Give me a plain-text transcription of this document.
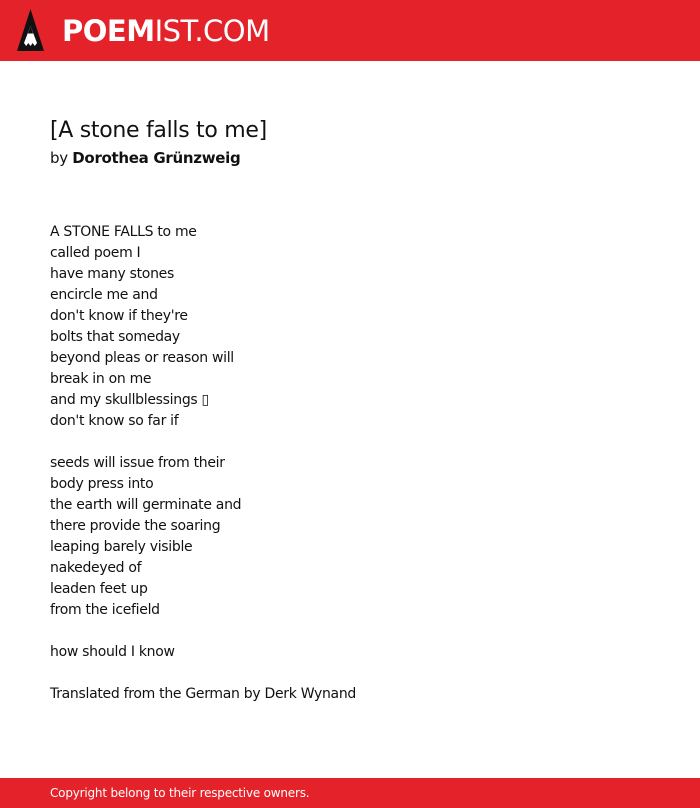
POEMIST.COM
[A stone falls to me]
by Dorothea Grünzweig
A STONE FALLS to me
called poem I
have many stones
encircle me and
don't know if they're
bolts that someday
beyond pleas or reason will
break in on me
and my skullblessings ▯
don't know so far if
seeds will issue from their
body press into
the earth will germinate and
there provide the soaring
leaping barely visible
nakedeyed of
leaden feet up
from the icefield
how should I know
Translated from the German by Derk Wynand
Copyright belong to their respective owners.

+++++

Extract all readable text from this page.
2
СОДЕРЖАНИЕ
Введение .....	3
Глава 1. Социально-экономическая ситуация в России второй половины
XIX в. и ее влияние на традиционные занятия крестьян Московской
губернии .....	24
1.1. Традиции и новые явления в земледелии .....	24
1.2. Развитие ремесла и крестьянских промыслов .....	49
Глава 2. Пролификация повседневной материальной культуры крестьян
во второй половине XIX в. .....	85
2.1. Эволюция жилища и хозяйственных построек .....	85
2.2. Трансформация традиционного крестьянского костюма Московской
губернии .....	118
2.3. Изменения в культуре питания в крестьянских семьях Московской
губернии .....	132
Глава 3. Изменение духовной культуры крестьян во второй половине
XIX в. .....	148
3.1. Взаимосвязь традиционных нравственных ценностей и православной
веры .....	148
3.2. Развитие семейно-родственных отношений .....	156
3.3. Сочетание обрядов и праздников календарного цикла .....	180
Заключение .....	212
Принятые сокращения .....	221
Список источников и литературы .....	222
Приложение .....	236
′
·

+++++

## Request
Extract from the data every line where "крестьянских" shows up.

## Reply to the task
1.2. Развитие ремесла и крестьянских промыслов .....	49
2.3. Изменения в культуре питания в крестьянских семьях Московской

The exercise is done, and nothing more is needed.